- What to work on -
Continue the case study about building Rivella's new website, starting after its final sentence.

Delivering the next-generation WordPress experience for an iconic brand.

Technology

WordPress (PHP, MySQL), ReactJS, GraphQL, Gatsby

Date

2020

Services

Development, Tech Strategy

in partnership with

Introduction

We got a call from our long-term partner BlueGlass — a leader in SEO and performance marketing — about a new client of theirs… Rivella, the Swiss beverages brand. Could we help them build a state-of-the-art new website?

Rivella wanted a new website for their iconic brand and they had a clear wish list. These consisted of both improvements to the end-user experience as well as to the capabilities (and agility) associated with being able to update and expand the website. Above all, Rivella wanted to avoid having to rebuild their website in a couple of years and was looking for a solution that was foundational, supporting their multiple marketing promotions and online contests. It should do justice to the image of the Rivella brand and, in addition to a modern, fresh look & feel, invite the user to interact with the products and the “Rivella world” through functionality-driven blocks.

Finally, they absolutely wanted to avoid supplier and technology lock-in and high maintenance and license fees.

Through a carefully orchestrated process, we set out to do a large-scale multi-language, multi-geography headless WordPress website that delivered Rivella’s powerful, flexible, stable new website on a tight schedule.

Challenges

In paper it sounded simple, right? Create a new website. How hard can it be?

Well… not so simple. First, the website was set to be delivered on a very demanding schedule. Between kick-off and the delivery date, we had just under five months. 🏃🏻🏃🏻

Second, the website wasn’t just the website, but also two different engines to support current and future contests and sweepstakes. These required a ton of logic and anti-fraud checks to be implemented. 👀

Finally, the website and the underlying concept BlueGlass envisioned weren’t exactly suited for an off-the-shelf solution. The requirements (and eventual technical vision) required us to use a very popular CMS in a way that isn’t exactly its’ most common implementation.

- Data to examine -
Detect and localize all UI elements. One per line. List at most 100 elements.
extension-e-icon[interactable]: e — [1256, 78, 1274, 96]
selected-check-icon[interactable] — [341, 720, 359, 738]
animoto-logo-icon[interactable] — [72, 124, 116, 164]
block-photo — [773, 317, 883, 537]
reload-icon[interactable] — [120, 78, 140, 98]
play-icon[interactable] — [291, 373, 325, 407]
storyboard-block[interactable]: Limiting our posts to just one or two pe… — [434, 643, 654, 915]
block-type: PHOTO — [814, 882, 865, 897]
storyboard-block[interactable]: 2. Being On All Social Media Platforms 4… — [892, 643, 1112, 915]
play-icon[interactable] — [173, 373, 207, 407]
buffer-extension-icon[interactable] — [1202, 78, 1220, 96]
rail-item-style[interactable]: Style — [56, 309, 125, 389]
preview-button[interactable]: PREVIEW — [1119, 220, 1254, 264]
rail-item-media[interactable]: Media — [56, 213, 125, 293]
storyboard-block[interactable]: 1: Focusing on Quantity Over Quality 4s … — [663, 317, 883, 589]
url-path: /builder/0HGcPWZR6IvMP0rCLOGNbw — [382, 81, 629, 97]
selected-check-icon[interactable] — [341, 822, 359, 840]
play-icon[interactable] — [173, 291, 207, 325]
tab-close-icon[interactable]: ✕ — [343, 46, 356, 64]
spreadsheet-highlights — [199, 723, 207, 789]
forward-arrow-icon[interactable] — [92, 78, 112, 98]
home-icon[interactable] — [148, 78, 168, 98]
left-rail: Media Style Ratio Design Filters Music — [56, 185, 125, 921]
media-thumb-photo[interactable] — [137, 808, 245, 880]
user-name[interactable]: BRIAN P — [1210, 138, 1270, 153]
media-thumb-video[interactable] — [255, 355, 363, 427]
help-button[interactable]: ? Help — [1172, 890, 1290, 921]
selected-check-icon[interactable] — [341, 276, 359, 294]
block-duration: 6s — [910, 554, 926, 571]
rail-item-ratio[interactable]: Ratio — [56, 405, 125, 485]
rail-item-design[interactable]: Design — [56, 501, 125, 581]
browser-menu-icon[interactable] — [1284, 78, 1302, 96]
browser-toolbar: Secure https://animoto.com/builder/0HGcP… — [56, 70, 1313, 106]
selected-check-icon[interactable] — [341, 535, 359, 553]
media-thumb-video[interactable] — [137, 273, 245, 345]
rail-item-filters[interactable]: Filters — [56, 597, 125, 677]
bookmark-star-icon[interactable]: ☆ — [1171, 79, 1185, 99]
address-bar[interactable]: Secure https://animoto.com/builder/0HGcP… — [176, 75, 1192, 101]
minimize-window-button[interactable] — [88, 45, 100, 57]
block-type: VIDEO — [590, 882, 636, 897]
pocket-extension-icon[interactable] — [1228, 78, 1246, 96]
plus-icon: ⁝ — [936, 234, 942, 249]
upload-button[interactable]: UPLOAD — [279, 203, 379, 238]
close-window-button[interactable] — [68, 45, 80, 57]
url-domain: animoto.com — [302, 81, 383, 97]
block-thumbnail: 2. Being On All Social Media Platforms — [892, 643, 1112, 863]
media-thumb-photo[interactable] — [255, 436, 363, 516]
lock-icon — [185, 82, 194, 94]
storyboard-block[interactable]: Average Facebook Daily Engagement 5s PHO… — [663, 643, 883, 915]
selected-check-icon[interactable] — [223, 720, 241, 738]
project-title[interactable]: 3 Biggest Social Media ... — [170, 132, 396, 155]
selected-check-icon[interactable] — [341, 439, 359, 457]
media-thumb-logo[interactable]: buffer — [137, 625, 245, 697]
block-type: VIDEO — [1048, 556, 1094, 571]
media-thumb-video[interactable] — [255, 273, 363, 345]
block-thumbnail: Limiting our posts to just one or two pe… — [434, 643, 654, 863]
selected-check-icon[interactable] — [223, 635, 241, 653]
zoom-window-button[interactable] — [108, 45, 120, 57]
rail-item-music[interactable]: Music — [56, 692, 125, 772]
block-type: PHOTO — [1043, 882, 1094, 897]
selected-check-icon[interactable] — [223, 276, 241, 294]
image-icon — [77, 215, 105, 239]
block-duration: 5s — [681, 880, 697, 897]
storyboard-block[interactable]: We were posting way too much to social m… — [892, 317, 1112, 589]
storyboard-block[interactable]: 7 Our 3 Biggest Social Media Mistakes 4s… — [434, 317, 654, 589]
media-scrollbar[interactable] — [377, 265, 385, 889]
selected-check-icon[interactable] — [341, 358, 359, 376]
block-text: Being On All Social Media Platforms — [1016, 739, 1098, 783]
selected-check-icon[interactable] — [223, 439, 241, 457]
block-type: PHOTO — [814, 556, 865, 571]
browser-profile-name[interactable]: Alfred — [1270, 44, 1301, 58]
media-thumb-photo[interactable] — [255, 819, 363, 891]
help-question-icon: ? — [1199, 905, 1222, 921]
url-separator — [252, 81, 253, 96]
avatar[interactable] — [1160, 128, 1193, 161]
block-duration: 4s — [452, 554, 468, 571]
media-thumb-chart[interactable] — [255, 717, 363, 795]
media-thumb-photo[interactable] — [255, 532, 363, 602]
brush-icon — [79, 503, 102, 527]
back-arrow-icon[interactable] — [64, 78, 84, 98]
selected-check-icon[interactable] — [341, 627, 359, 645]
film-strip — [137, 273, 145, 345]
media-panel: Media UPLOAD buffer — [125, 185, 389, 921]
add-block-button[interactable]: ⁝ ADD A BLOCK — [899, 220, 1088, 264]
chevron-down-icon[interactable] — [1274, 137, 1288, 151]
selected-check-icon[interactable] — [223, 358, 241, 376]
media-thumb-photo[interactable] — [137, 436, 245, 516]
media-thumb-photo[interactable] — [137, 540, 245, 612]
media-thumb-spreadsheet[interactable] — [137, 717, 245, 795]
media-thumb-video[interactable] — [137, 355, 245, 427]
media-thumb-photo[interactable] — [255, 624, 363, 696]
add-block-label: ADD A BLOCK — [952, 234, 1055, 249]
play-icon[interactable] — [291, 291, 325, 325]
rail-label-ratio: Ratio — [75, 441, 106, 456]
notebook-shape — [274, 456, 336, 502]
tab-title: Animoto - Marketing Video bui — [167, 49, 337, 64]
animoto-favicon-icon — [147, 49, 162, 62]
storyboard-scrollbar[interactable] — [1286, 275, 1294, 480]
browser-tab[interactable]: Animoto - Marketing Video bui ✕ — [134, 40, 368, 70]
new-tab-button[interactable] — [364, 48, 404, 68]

- Task answer -
Collaboration-First Environment

We got together with BlueGlass to clearly understand the needs associated with the website. As we went through the information available and started to draft some of the concepts we wanted to bring to life, we understood how important coordination would be.

This was a project involving multiple stakeholders both at the client (Rivella) as well as between both of our teams. We worked in-person (while that was still possible) as well as remotely fine-tuning the concept, design, and technical approach and then throughout the execution of the entire project in short iterations and sprints, designed to provide mutual feedback in the shortest possible timeframe. A better understanding of existing Analytics data allowed us to understand visit patterns, current challenges, and opportunities for improvement.

We wanted to make sure that technology decisions were fully informed by design and conceptual approaches and that, similarly, the design team had input from our team, even though that was not our primary responsibility.

Leveraging Figma’s collaboration-first tools we were able to discuss ideas, sketch potential features, think-through how those would be implemented in near-real-time, supporting BlueGlass in providing multiple versions for review and approval across a period of three to four weeks.

Choosing the right technology approach

We already knew the client wanted to be able to gain autonomy in managing the website (editing copy, photos, adding and removing certain sections). From the concept BlueGlass drafted we learned more: we wanted to have excellent SEO, good loading speeds, unique animations, and “touches” that could (now and in the future) bring the Rivella brand to life.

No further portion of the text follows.